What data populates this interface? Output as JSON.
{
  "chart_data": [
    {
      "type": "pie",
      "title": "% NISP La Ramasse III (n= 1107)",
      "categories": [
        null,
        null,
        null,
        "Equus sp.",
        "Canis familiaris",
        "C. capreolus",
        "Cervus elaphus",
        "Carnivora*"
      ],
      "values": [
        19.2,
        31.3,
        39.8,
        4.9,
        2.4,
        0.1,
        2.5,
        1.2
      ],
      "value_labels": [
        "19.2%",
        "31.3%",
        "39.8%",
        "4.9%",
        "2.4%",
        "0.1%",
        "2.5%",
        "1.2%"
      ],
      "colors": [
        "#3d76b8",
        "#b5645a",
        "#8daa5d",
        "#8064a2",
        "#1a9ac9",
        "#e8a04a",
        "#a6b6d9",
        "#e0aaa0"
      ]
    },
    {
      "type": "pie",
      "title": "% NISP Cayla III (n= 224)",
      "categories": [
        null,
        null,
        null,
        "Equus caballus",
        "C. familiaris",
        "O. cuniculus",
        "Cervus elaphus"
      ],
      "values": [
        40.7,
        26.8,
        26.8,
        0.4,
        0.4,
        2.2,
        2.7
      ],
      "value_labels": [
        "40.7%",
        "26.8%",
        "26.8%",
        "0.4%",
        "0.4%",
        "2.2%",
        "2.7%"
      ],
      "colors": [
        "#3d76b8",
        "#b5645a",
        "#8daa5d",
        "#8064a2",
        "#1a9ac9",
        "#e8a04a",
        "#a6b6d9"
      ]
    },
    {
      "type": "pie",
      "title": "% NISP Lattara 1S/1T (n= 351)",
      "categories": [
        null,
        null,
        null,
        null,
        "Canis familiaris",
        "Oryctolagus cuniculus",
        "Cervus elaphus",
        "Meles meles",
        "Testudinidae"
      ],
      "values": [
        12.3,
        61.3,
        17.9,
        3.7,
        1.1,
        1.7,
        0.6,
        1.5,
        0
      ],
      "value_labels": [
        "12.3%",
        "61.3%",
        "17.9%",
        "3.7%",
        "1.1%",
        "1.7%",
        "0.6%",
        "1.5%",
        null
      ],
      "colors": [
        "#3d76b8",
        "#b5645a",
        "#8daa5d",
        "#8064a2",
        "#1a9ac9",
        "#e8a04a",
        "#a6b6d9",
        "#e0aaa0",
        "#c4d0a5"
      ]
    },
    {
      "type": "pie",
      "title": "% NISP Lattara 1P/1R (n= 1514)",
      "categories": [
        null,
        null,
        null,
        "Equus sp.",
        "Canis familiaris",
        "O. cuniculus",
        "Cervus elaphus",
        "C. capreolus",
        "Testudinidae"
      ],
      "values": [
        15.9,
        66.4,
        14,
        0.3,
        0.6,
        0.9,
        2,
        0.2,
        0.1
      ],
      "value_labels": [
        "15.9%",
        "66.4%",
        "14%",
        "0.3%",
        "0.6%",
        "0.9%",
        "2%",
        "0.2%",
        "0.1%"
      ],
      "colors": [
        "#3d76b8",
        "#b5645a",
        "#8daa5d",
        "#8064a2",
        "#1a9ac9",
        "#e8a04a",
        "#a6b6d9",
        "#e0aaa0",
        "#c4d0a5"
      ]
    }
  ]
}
┄┄┄┄┄┄┄┄┄┄
» EXERCISE DIRECTIONS
Without changing a word, restate the whole listing.

» COMPLETE OUTPUT
What data populates this interface? Output as JSON.
{
  "chart_data": [
    {
      "type": "pie",
      "title": "% NISP La Ramasse III (n= 1107)",
      "categories": [
        null,
        null,
        null,
        "Equus sp.",
        "Canis familiaris",
        "C. capreolus",
        "Cervus elaphus",
        "Carnivora*"
      ],
      "values": [
        19.2,
        31.3,
        39.8,
        4.9,
        2.4,
        0.1,
        2.5,
        1.2
      ],
      "value_labels": [
        "19.2%",
        "31.3%",
        "39.8%",
        "4.9%",
        "2.4%",
        "0.1%",
        "2.5%",
        "1.2%"
      ],
      "colors": [
        "#3d76b8",
        "#b5645a",
        "#8daa5d",
        "#8064a2",
        "#1a9ac9",
        "#e8a04a",
        "#a6b6d9",
        "#e0aaa0"
      ]
    },
    {
      "type": "pie",
      "title": "% NISP Cayla III (n= 224)",
      "categories": [
        null,
        null,
        null,
        "Equus caballus",
        "C. familiaris",
        "O. cuniculus",
        "Cervus elaphus"
      ],
      "values": [
        40.7,
        26.8,
        26.8,
        0.4,
        0.4,
        2.2,
        2.7
      ],
      "value_labels": [
        "40.7%",
        "26.8%",
        "26.8%",
        "0.4%",
        "0.4%",
        "2.2%",
        "2.7%"
      ],
      "colors": [
        "#3d76b8",
        "#b5645a",
        "#8daa5d",
        "#8064a2",
        "#1a9ac9",
        "#e8a04a",
        "#a6b6d9"
      ]
    },
    {
      "type": "pie",
      "title": "% NISP Lattara 1S/1T (n= 351)",
      "categories": [
        null,
        null,
        null,
        null,
        "Canis familiaris",
        "Oryctolagus cuniculus",
        "Cervus elaphus",
        "Meles meles",
        "Testudinidae"
      ],
      "values": [
        12.3,
        61.3,
        17.9,
        3.7,
        1.1,
        1.7,
        0.6,
        1.5,
        0
      ],
      "value_labels": [
        "12.3%",
        "61.3%",
        "17.9%",
        "3.7%",
        "1.1%",
        "1.7%",
        "0.6%",
        "1.5%",
        null
      ],
      "colors": [
        "#3d76b8",
        "#b5645a",
        "#8daa5d",
        "#8064a2",
        "#1a9ac9",
        "#e8a04a",
        "#a6b6d9",
        "#e0aaa0",
        "#c4d0a5"
      ]
    },
    {
      "type": "pie",
      "title": "% NISP Lattara 1P/1R (n= 1514)",
      "categories": [
        null,
        null,
        null,
        "Equus sp.",
        "Canis familiaris",
        "O. cuniculus",
        "Cervus elaphus",
        "C. capreolus",
        "Testudinidae"
      ],
      "values": [
        15.9,
        66.4,
        14,
        0.3,
        0.6,
        0.9,
        2,
        0.2,
        0.1
      ],
      "value_labels": [
        "15.9%",
        "66.4%",
        "14%",
        "0.3%",
        "0.6%",
        "0.9%",
        "2%",
        "0.2%",
        "0.1%"
      ],
      "colors": [
        "#3d76b8",
        "#b5645a",
        "#8daa5d",
        "#8064a2",
        "#1a9ac9",
        "#e8a04a",
        "#a6b6d9",
        "#e0aaa0",
        "#c4d0a5"
      ]
    }
  ]
}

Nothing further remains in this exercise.